Provided data:
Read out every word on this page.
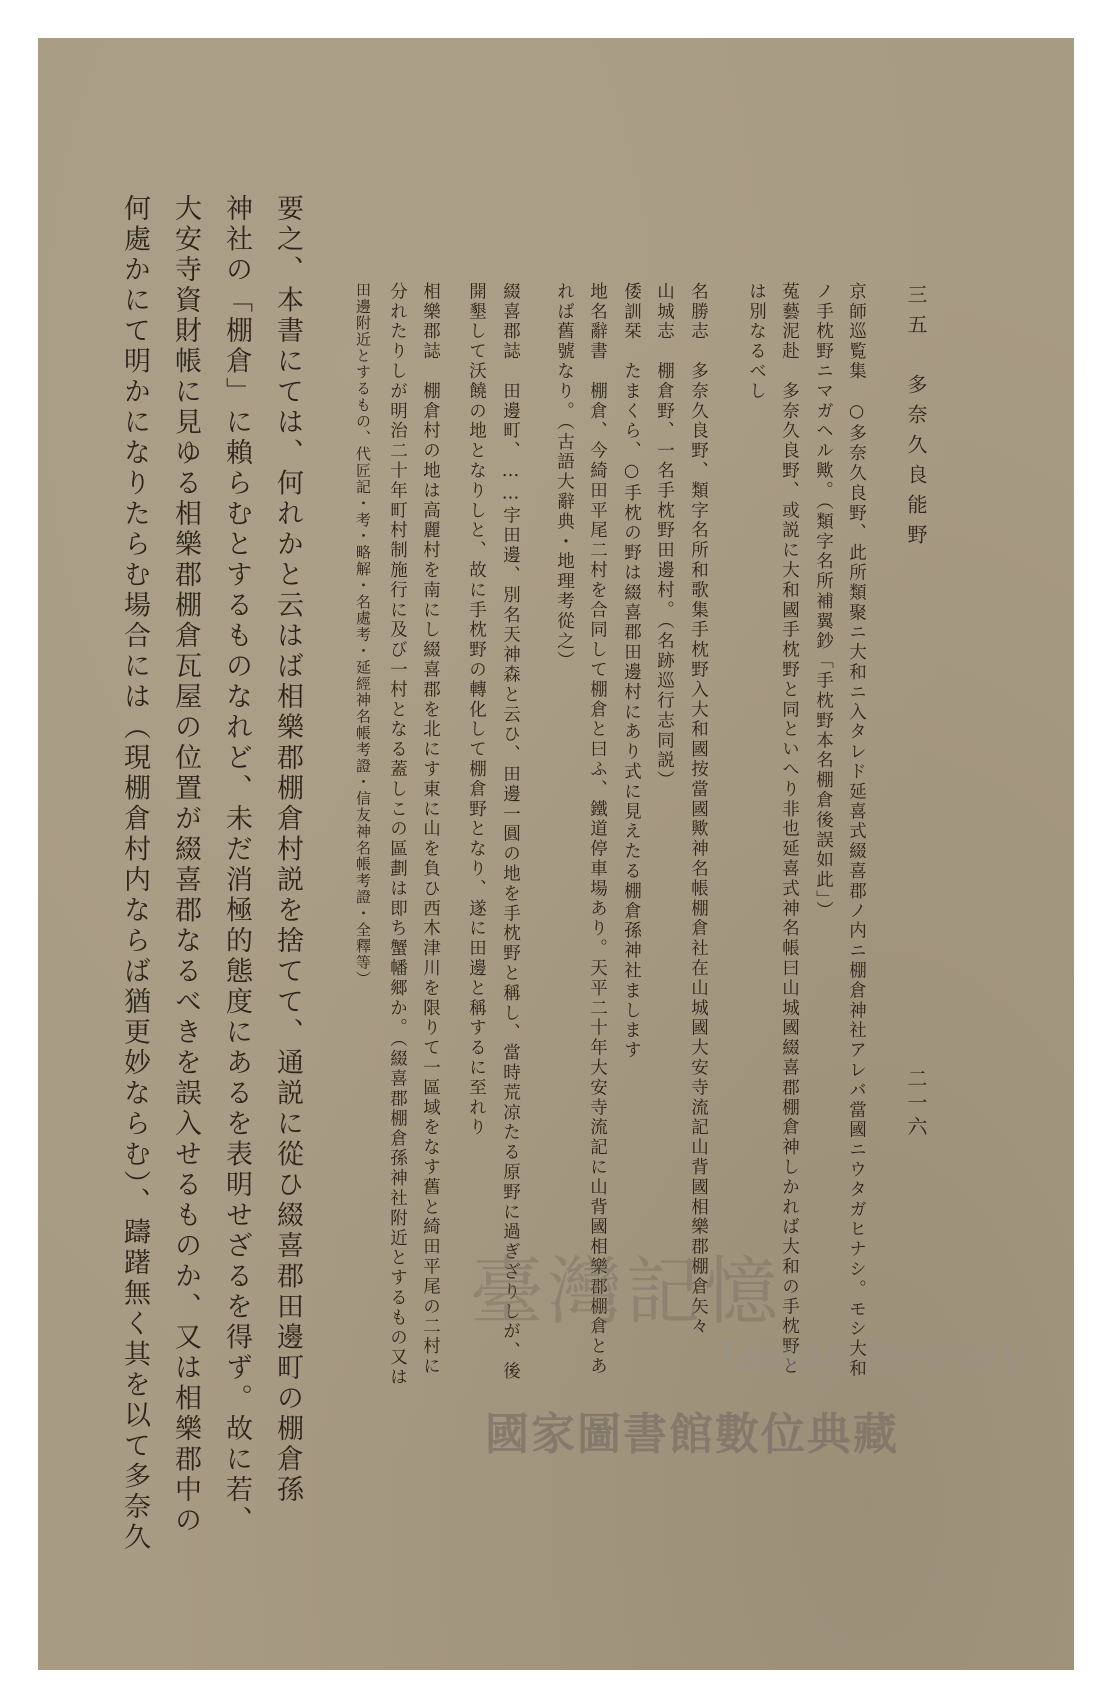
三五　多奈久良能野
二一六
京師巡覧集　○多奈久良野、此所類聚ニ大和ニ入タレド延喜式綴喜郡ノ内ニ棚倉神社アレバ當國ニウタガヒナシ。モシ大和
ノ手枕野ニマガヘル歟。（類字名所補翼鈔「手枕野本名棚倉後誤如此」）
菟藝泥赴　多奈久良野、或説に大和國手枕野と同といへり非也延喜式神名帳曰山城國綴喜郡棚倉神しかれば大和の手枕野と
は別なるべし
名勝志　多奈久良野、類字名所和歌集手枕野入大和國按當國歟神名帳棚倉社在山城國大安寺流記山背國相樂郡棚倉矢々
山城志　棚倉野、一名手枕野田邊村。（名跡巡行志同説）
倭訓栞　たまくら、○手枕の野は綴喜郡田邊村にあり式に見えたる棚倉孫神社まします
地名辭書　棚倉、今綺田平尾二村を合同して棚倉と曰ふ、鐵道停車場あり。天平二十年大安寺流記に山背國相樂郡棚倉とあ
れば舊號なり。（古語大辭典・地理考從之）
綴喜郡誌　田邊町、……宇田邊、別名天神森と云ひ、田邊一圓の地を手枕野と稱し、當時荒凉たる原野に過ぎざりしが、後
開墾して沃饒の地となりしと、故に手枕野の轉化して棚倉野となり、遂に田邊と稱するに至れり
相樂郡誌　棚倉村の地は高麗村を南にし綴喜郡を北にす東に山を負ひ西木津川を限りて一區域をなす舊と綺田平尾の二村に
分れたりしが明治二十年町村制施行に及び一村となる蓋しこの區劃は即ち蟹幡郷か。（綴喜郡棚倉孫神社附近とするもの又は
田邊附近とするもの、代匠記・考・略解・名處考・延經神名帳考證・信友神名帳考證・全釋等）
要之、本書にては、何れかと云はば相樂郡棚倉村説を捨てて、通説に從ひ綴喜郡田邊町の棚倉孫
神社の「棚倉」に賴らむとするものなれど、未だ消極的態度にあるを表明せざるを得ず。故に若、
大安寺資財帳に見ゆる相樂郡棚倉瓦屋の位置が綴喜郡なるべきを誤入せるものか、又は相樂郡中の
何處かにて明かになりたらむ場合には（現棚倉村内ならば猶更妙ならむ）、躊躇無く其を以て多奈久	臺灣記憶
Taiwan Memory
國家圖書館數位典藏
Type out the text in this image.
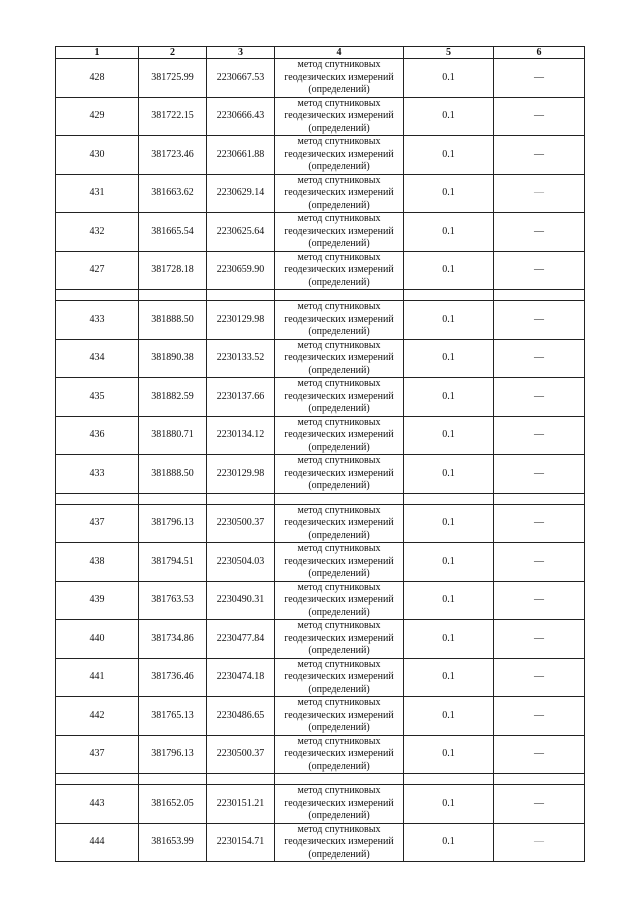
1	2	3	4	5	6
428	381725.99	2230667.53	метод спутниковых
геодезических измерений
(определений)	0.1	—
429	381722.15	2230666.43	метод спутниковых
геодезических измерений
(определений)	0.1	—
430	381723.46	2230661.88	метод спутниковых
геодезических измерений
(определений)	0.1	—
431	381663.62	2230629.14	метод спутниковых
геодезических измерений
(определений)	0.1	—
432	381665.54	2230625.64	метод спутниковых
геодезических измерений
(определений)	0.1	—
427	381728.18	2230659.90	метод спутниковых
геодезических измерений
(определений)	0.1	—

433	381888.50	2230129.98	метод спутниковых
геодезических измерений
(определений)	0.1	—
434	381890.38	2230133.52	метод спутниковых
геодезических измерений
(определений)	0.1	—
435	381882.59	2230137.66	метод спутниковых
геодезических измерений
(определений)	0.1	—
436	381880.71	2230134.12	метод спутниковых
геодезических измерений
(определений)	0.1	—
433	381888.50	2230129.98	метод спутниковых
геодезических измерений
(определений)	0.1	—

437	381796.13	2230500.37	метод спутниковых
геодезических измерений
(определений)	0.1	—
438	381794.51	2230504.03	метод спутниковых
геодезических измерений
(определений)	0.1	—
439	381763.53	2230490.31	метод спутниковых
геодезических измерений
(определений)	0.1	—
440	381734.86	2230477.84	метод спутниковых
геодезических измерений
(определений)	0.1	—
441	381736.46	2230474.18	метод спутниковых
геодезических измерений
(определений)	0.1	—
442	381765.13	2230486.65	метод спутниковых
геодезических измерений
(определений)	0.1	—
437	381796.13	2230500.37	метод спутниковых
геодезических измерений
(определений)	0.1	—

443	381652.05	2230151.21	метод спутниковых
геодезических измерений
(определений)	0.1	—
444	381653.99	2230154.71	метод спутниковых
геодезических измерений
(определений)	0.1	—
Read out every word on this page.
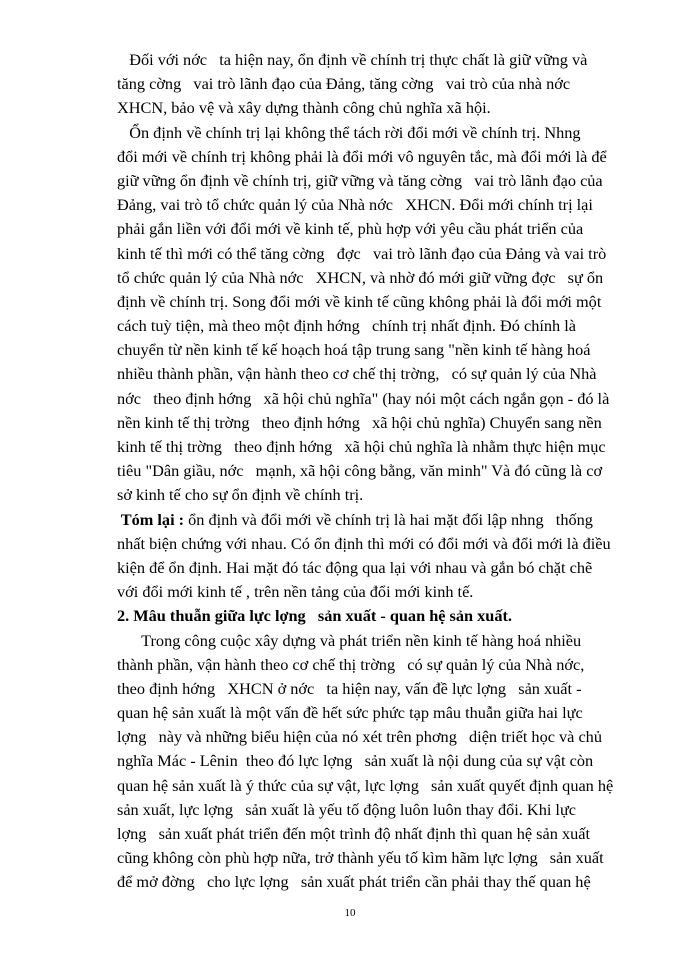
Đối với nớc   ta hiện nay, ổn định về chính trị thực chất là giữ vững và
tăng cờng   vai trò lãnh đạo của Đảng, tăng cờng   vai trò của nhà nớc
XHCN, bảo vệ và xây dựng thành công chủ nghĩa xã hội.
Ổn định về chính trị lại không thể tách rời đổi mới về chính trị. Nhng
đổi mới về chính trị không phải là đổi mới vô nguyên tắc, mà đổi mới là để
giữ vững ổn định về chính trị, giữ vững và tăng cờng   vai trò lãnh đạo của
Đảng, vai trò tổ chức quản lý của Nhà nớc   XHCN. Đổi mới chính trị lại
phải gắn liền với đổi mới về kinh tế, phù hợp với yêu cầu phát triển của
kinh tế thì mới có thể tăng cờng   đợc   vai trò lãnh đạo của Đảng và vai trò
tổ chức quản lý của Nhà nớc   XHCN, và nhờ đó mới giữ vững đợc   sự ổn
định về chính trị. Song đổi mới về kinh tế cũng không phải là đổi mới một
cách tuỳ tiện, mà theo một định hớng   chính trị nhất định. Đó chính là
chuyển từ nền kinh tế kế hoạch hoá tập trung sang "nền kinh tế hàng hoá
nhiều thành phần, vận hành theo cơ chế thị trờng,   có sự quản lý của Nhà
nớc   theo định hớng   xã hội chủ nghĩa" (hay nói một cách ngắn gọn - đó là
nền kinh tế thị trờng   theo định hớng   xã hội chủ nghĩa) Chuyển sang nền
kinh tế thị trờng   theo định hớng   xã hội chủ nghĩa là nhằm thực hiện mục
tiêu "Dân giầu, nớc   mạnh, xã hội công bằng, văn minh" Và đó cũng là cơ
sở kinh tế cho sự ổn định về chính trị.
Tóm lại : ổn định và đổi mới về chính trị là hai mặt đối lập nhng   thống
nhất biện chứng với nhau. Có ổn định thì mới có đổi mới và đổi mới là điều
kiện để ổn định. Hai mặt đó tác động qua lại với nhau và gắn bó chặt chẽ
với đổi mới kinh tế , trên nền tảng của đổi mới kinh tế.
2. Mâu thuẫn giữa lực lợng   sản xuất - quan hệ sản xuất.
Trong công cuộc xây dựng và phát triển nền kinh tế hàng hoá nhiều
thành phần, vận hành theo cơ chế thị trờng   có sự quản lý của Nhà nớc,
theo định hớng   XHCN ở nớc   ta hiện nay, vấn đề lực lợng   sản xuất -
quan hệ sản xuất là một vấn đề hết sức phức tạp mâu thuẫn giữa hai lực
lợng   này và những biểu hiện của nó xét trên phơng   diện triết học và chủ
nghĩa Mác - Lênin  theo đó lực lợng   sản xuất là nội dung của sự vật còn
quan hệ sản xuất là ý thức của sự vật, lực lợng   sản xuất quyết định quan hệ
sản xuất, lực lợng   sản xuất là yếu tố động luôn luôn thay đổi. Khi lực
lợng   sản xuất phát triển đến một trình độ nhất định thì quan hệ sản xuất
cũng không còn phù hợp nữa, trở thành yếu tố kìm hãm lực lợng   sản xuất
để mở đờng   cho lực lợng   sản xuất phát triển cần phải thay thế quan hệ
10
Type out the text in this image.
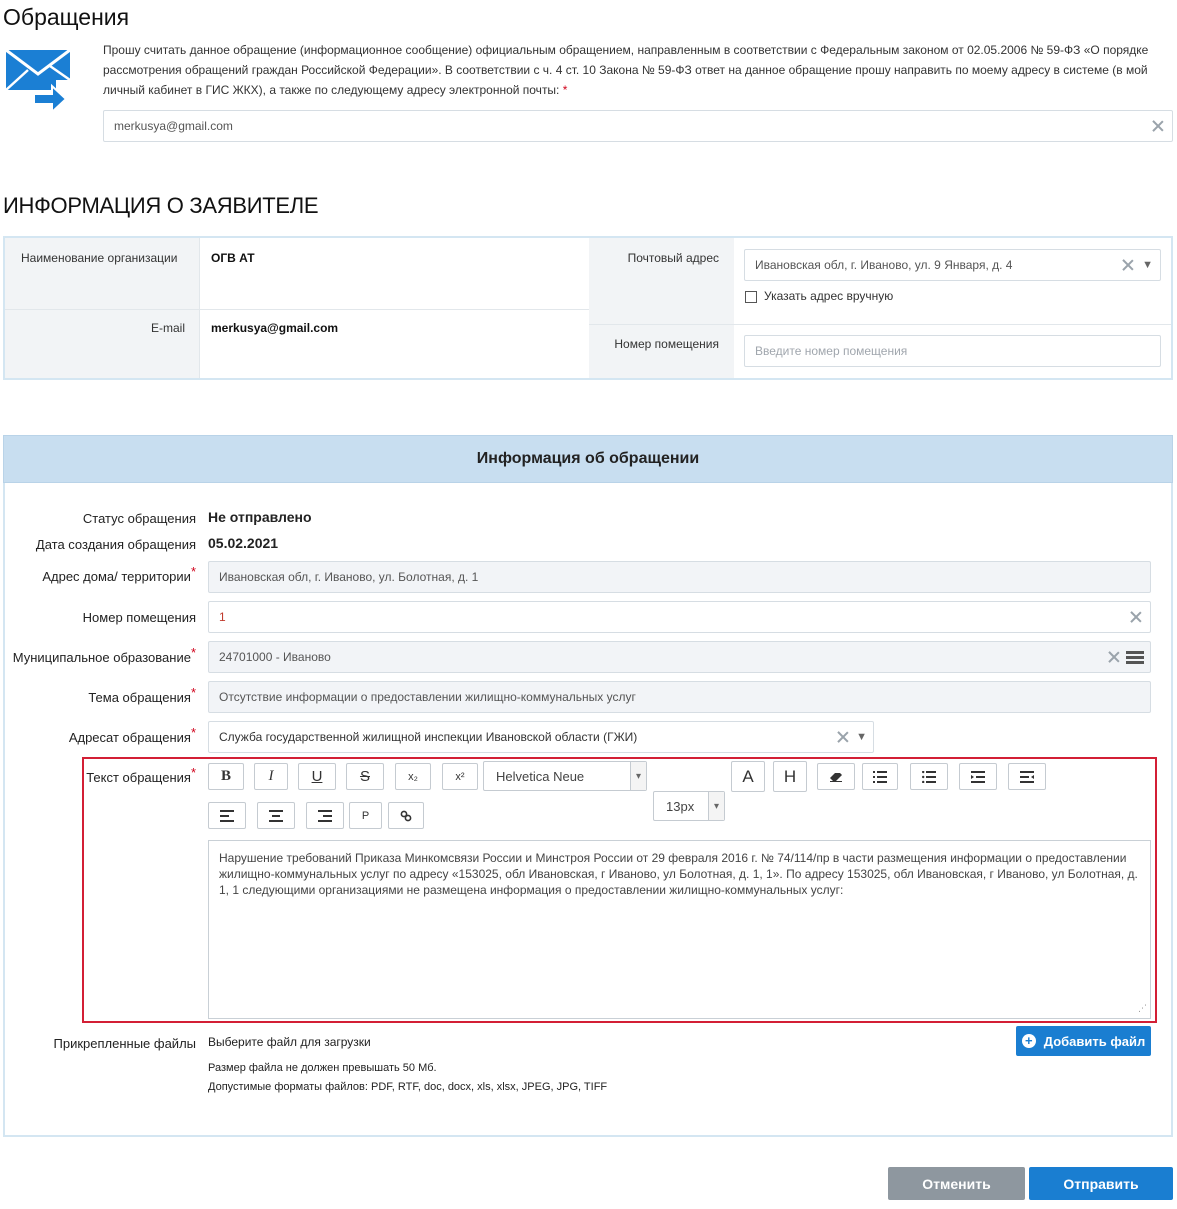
Обращения
Прошу считать данное обращение (информационное сообщение) официальным обращением, направленным в соответствии с Федеральным законом от 02.05.2006 № 59-ФЗ «О порядке рассмотрения обращений граждан Российской Федерации». В соответствии с ч. 4 ст. 10 Закона № 59-ФЗ ответ на данное обращение прошу направить по моему адресу в системе (в мой личный кабинет в ГИС ЖКХ), а также по следующему адресу электронной почты: *
merkusya@gmail.com
ИНФОРМАЦИЯ О ЗАЯВИТЕЛЕ
Наименование организации	ОГВ АТ
E-mail merkusya@gmail.com
Почтовый адрес	Ивановская обл, г. Иваново, ул. 9 Января, д. 4	▼
Указать адрес вручную
Номер помещения	Введите номер помещения
Информация об обращении
Статус обращения Не отправлено
Дата создания обращения 05.02.2021
Адрес дома/ территории* Ивановская обл, г. Иваново, ул. Болотная, д. 1
Номер помещения 1
Муниципальное образование* 24701000 - Иваново
Тема обращения* Отсутствие информации о предоставлении жилищно-коммунальных услуг
Адресат обращения* Служба государственной жилищной инспекции Ивановской области (ГЖИ)	▼
Текст обращения*	B	I	U	S	x₂	x²	Helvetica Neue	▾
13px	▾
A	H
P
Нарушение требований Приказа Минкомсвязи России и Минстроя России от 29 февраля 2016 г. № 74/114/пр в части размещения информации о предоставлении жилищно-коммунальных услуг по адресу «153025, обл Ивановская, г Иваново, ул Болотная, д. 1, 1». По адресу 153025, обл Ивановская, г Иваново, ул Болотная, д. 1, 1 следующими организациями не размещена информация о предоставлении жилищно-коммунальных услуг:
⋰
Прикрепленные файлы Выберите файл для загрузки
Размер файла не должен превышать 50 Мб.
Допустимые форматы файлов: PDF, RTF, doc, docx, xls, xlsx, JPEG, JPG, TIFF
+ Добавить файл
Отменить	Отправить
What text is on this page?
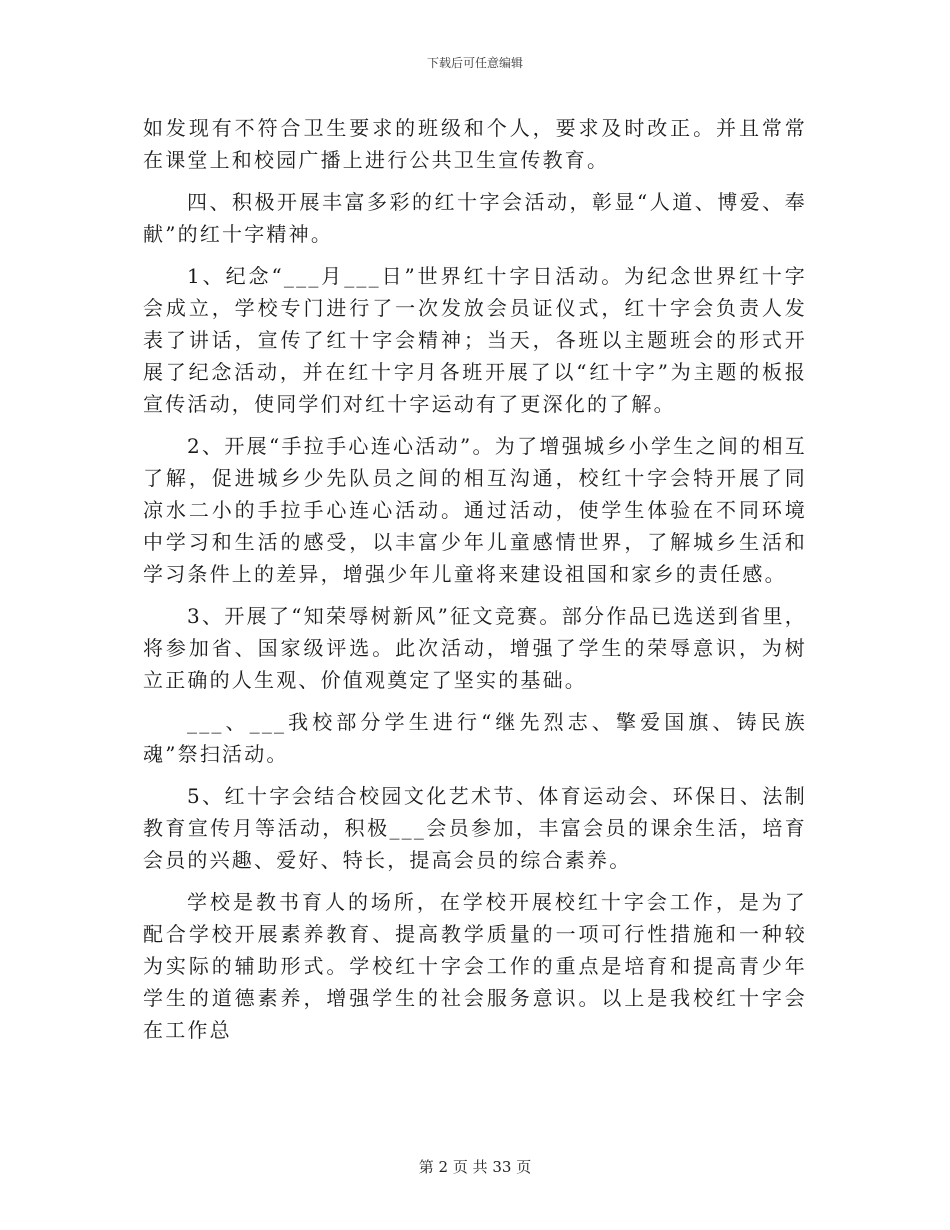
下载后可任意编辑

如发现有不符合卫生要求的班级和个人，要求及时改正。并且常常在课堂上和校园广播上进行公共卫生宣传教育。

四、积极开展丰富多彩的红十字会活动，彰显“人道、博爱、奉献”的红十字精神。

1、纪念“___月___日”世界红十字日活动。为纪念世界红十字会成立，学校专门进行了一次发放会员证仪式，红十字会负责人发表了讲话，宣传了红十字会精神；当天，各班以主题班会的形式开展了纪念活动，并在红十字月各班开展了以“红十字”为主题的板报宣传活动，使同学们对红十字运动有了更深化的了解。

2、开展“手拉手心连心活动”。为了增强城乡小学生之间的相互了解，促进城乡少先队员之间的相互沟通，校红十字会特开展了同凉水二小的手拉手心连心活动。通过活动，使学生体验在不同环境中学习和生活的感受，以丰富少年儿童感情世界，了解城乡生活和学习条件上的差异，增强少年儿童将来建设祖国和家乡的责任感。

3、开展了“知荣辱树新风”征文竞赛。部分作品已选送到省里，将参加省、国家级评选。此次活动，增强了学生的荣辱意识，为树立正确的人生观、价值观奠定了坚实的基础。

___、___我校部分学生进行“继先烈志、擎爱国旗、铸民族魂”祭扫活动。

5、红十字会结合校园文化艺术节、体育运动会、环保日、法制教育宣传月等活动，积极___会员参加，丰富会员的课余生活，培育会员的兴趣、爱好、特长，提高会员的综合素养。

学校是教书育人的场所，在学校开展校红十字会工作，是为了配合学校开展素养教育、提高教学质量的一项可行性措施和一种较为实际的辅助形式。学校红十字会工作的重点是培育和提高青少年学生的道德素养，增强学生的社会服务意识。以上是我校红十字会在工作总

第 2 页 共 33 页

Task objective: Can you quote exactly, and only, the lines from the one containing "What text is on this page?" through the last line of the records above, keeping both ends and leaving out any pictures?

Full output:
What text is on this page?
下载后可任意编辑

如发现有不符合卫生要求的班级和个人，要求及时改正。并且常常在课堂上和校园广播上进行公共卫生宣传教育。

四、积极开展丰富多彩的红十字会活动，彰显“人道、博爱、奉献”的红十字精神。

1、纪念“___月___日”世界红十字日活动。为纪念世界红十字会成立，学校专门进行了一次发放会员证仪式，红十字会负责人发表了讲话，宣传了红十字会精神；当天，各班以主题班会的形式开展了纪念活动，并在红十字月各班开展了以“红十字”为主题的板报宣传活动，使同学们对红十字运动有了更深化的了解。

2、开展“手拉手心连心活动”。为了增强城乡小学生之间的相互了解，促进城乡少先队员之间的相互沟通，校红十字会特开展了同凉水二小的手拉手心连心活动。通过活动，使学生体验在不同环境中学习和生活的感受，以丰富少年儿童感情世界，了解城乡生活和学习条件上的差异，增强少年儿童将来建设祖国和家乡的责任感。

3、开展了“知荣辱树新风”征文竞赛。部分作品已选送到省里，将参加省、国家级评选。此次活动，增强了学生的荣辱意识，为树立正确的人生观、价值观奠定了坚实的基础。

___、___我校部分学生进行“继先烈志、擎爱国旗、铸民族魂”祭扫活动。

5、红十字会结合校园文化艺术节、体育运动会、环保日、法制教育宣传月等活动，积极___会员参加，丰富会员的课余生活，培育会员的兴趣、爱好、特长，提高会员的综合素养。

学校是教书育人的场所，在学校开展校红十字会工作，是为了配合学校开展素养教育、提高教学质量的一项可行性措施和一种较为实际的辅助形式。学校红十字会工作的重点是培育和提高青少年学生的道德素养，增强学生的社会服务意识。以上是我校红十字会在工作总

第 2 页 共 33 页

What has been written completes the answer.